WHAT IS EXPECTED:
Using the memorial page, answer the following:
(a) On what date does the memorial page give Officer Black's End of Watch?
(b) How many years does the writer signing as "Ex- Con" say they have been free?
(c) What date accompanies the reflection from the California prison inmate?
==== PASSAGE
Long Beach Police Department, California
End of Watch Sunday, April 30, 2000
Reflections for Police Officer Daryle Wayne Black
Deputy Black.. my reflection of this man is one from a PC jail cell. Was 18 years old scared but held it in and hid it and acted like a gang member trying to be what I should of never been. One day a deputy caught me writing on the wall and he pulled me back out.
I'll never forget what he asked. .why did I write on his wall? As we were taught I ignored him and instead of being aggressive and retaliate for my incorporation he actually stated smiling and sat on the stairs with me. He went on to tell me story's of himself and opened up to things I think no officer would or should but he did and then looked at me and said now I know and see gang members on a daily but you my friend are not one. .. he told me so many things I would be and a life i live if i would let him help me. Unfortunately at a young age stubbornness and ignorance are blinding . A month later during chow call I chose to get into fight and as the deputies broke it up one deputy grabbed me and pushed my head strait towards the bars I knew I was about to get busted open and roughed up. But that moment never came as all I remember was a big black dry hand coming between my face and bars and hearing his voice tell other deputies he will take this one. Even after refusing his help he still came to save me. ..after that I finished court and went on to prison and went in and out for the next 25 years. I always asked ocj deputies about him no one said anything .
One day in my sleep in a cell a old ocj deputy now Sgt woke me and said " you were the kid Black try to help huh? " I said yea and he said well there is a message for you were he explained what happened and that my story of being raised and abused in long beach boys home and orphanages led Black to Long Beach. When he told me what happened I cried and didn't care who knew. This is a man with the most humblest heart and wish I had a father like him. Now all these years later I realize just how right he was and how he actually was trying to save my life. I love you officer Black ,your truly one of few people this orphan had who cared. I would trade places with you in a second but I know your where God needs you. I still struggle and not where I should be but I am working have a home of my own and been free for ten years now. After your news of death I made a big decision I took your advice and I left my gang and believes. I couldn't be apart of people and organizations that took a life of a Angel . I miss you . Over the years I have had a few situations I should of been dead ,locked for life and souch more but something way out of the possibility of life happens. To this day I believe u r my guardian angel. .. I hope I can make you proud and know I think of you all the time . God bless his family and friends and fellow deputies.
Ex- Con
California prison inmate
August 30, 2024
When I first heard about you from my dad I was too young to understand the importance. It's only once I got older that I even remotely began to understand how much a friendship like yours would mean. Your band is still one of the only things my dad still wears every day. When I heard the radio call later it was one of the first things I'd heard in my adult life that sent chills down my spine. I only hope that I can live up to the example you set, and make friends as deep as the ones someone of your strength made. Rest in Peace, and thank you.
========
==== RECORDED DATA
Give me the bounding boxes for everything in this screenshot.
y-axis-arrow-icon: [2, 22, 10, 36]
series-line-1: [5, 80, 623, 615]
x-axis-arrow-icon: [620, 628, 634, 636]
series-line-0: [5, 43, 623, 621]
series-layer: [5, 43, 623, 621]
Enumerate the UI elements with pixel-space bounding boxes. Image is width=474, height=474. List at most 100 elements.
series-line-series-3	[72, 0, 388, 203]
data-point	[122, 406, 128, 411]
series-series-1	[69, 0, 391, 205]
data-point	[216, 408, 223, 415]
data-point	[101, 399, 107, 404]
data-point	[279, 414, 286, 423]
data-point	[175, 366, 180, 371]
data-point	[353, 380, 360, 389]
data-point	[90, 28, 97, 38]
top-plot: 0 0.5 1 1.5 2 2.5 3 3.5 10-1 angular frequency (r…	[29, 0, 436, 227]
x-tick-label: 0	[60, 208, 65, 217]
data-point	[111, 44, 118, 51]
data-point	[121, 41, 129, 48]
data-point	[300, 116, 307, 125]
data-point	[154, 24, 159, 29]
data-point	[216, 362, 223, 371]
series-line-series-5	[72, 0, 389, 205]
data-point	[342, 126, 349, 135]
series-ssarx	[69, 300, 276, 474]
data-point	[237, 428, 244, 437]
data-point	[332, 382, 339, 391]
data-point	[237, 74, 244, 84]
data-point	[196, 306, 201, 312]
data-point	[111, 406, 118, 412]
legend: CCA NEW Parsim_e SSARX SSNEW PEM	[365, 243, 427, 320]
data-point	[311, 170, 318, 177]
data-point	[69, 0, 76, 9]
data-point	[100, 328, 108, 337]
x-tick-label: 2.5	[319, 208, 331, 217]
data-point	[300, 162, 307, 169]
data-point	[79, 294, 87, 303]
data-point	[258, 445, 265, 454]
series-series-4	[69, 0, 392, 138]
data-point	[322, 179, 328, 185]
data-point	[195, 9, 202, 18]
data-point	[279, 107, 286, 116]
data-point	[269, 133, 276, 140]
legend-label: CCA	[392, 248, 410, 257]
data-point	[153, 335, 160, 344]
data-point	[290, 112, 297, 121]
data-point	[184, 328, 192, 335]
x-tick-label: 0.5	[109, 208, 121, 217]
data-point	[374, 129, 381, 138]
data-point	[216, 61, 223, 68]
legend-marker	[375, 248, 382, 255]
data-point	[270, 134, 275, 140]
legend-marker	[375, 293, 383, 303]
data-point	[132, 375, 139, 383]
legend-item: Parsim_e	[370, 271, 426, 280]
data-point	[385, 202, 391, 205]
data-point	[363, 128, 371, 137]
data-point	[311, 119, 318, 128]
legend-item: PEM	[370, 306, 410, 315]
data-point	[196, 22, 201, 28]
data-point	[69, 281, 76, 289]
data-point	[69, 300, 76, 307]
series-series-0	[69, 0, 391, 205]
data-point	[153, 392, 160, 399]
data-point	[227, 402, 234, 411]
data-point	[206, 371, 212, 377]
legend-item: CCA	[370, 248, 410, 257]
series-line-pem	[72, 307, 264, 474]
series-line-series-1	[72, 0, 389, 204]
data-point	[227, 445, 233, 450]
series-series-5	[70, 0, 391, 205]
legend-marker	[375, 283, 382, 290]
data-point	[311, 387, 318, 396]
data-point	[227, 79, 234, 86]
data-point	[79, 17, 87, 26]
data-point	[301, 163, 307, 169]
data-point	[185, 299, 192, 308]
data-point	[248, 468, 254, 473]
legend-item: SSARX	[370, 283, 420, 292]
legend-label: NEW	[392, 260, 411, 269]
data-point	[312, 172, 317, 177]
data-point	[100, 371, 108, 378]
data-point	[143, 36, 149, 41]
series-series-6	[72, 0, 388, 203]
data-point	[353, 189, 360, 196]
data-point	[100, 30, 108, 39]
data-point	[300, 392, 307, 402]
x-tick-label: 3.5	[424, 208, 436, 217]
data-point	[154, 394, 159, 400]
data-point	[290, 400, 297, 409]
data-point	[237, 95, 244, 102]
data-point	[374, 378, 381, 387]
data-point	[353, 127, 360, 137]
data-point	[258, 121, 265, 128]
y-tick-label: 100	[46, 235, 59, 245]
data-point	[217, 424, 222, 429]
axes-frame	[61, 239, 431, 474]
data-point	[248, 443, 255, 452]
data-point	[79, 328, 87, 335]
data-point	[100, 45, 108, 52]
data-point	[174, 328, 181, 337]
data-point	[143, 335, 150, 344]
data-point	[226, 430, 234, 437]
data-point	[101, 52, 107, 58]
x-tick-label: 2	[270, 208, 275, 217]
========
REPLY:
(a) Sunday, April 30, 2000
(b) Ten years
(c) August 30, 2024